Give only the number of lines that include the string "dans".

BEGIN Records for this exercise

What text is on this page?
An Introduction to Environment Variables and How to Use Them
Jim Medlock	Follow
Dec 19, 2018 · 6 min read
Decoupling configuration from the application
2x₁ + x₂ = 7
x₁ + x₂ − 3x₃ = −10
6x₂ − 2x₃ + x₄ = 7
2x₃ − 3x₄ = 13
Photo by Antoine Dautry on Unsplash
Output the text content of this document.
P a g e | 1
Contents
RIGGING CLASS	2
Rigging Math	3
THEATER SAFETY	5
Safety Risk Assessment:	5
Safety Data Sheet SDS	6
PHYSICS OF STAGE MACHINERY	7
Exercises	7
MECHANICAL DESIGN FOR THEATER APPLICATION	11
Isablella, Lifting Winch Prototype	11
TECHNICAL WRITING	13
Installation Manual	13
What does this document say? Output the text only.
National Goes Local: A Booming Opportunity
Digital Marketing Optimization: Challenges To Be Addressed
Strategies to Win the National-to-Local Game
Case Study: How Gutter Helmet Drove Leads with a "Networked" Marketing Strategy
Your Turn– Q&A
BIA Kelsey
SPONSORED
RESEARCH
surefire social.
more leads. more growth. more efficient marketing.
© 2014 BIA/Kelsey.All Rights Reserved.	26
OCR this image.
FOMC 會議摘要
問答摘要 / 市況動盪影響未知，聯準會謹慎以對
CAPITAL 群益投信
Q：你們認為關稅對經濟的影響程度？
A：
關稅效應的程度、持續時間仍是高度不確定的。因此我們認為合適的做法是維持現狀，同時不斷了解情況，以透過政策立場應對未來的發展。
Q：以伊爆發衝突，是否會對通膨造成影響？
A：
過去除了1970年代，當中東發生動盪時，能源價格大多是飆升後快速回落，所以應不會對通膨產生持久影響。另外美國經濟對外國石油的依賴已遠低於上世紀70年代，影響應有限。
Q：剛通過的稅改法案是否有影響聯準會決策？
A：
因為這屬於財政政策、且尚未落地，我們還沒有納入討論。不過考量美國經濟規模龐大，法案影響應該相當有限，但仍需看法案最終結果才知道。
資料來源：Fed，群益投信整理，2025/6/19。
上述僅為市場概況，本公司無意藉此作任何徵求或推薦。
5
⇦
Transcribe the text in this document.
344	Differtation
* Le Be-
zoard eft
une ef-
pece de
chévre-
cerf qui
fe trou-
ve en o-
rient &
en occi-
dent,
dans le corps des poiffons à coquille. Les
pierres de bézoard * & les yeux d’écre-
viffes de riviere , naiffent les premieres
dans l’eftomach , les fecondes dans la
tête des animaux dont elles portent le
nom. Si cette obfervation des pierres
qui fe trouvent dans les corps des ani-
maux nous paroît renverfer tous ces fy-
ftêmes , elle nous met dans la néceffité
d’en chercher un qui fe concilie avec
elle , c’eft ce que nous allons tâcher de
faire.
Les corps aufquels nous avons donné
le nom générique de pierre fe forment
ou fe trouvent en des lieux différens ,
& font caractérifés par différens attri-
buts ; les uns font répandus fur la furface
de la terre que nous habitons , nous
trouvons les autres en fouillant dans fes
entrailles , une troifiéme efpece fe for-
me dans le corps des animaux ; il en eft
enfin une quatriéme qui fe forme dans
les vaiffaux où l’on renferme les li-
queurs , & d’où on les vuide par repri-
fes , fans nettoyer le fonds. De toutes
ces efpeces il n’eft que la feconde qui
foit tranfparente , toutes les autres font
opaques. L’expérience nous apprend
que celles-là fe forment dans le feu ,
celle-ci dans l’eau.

END Records for this exercise

§ Written answer:
9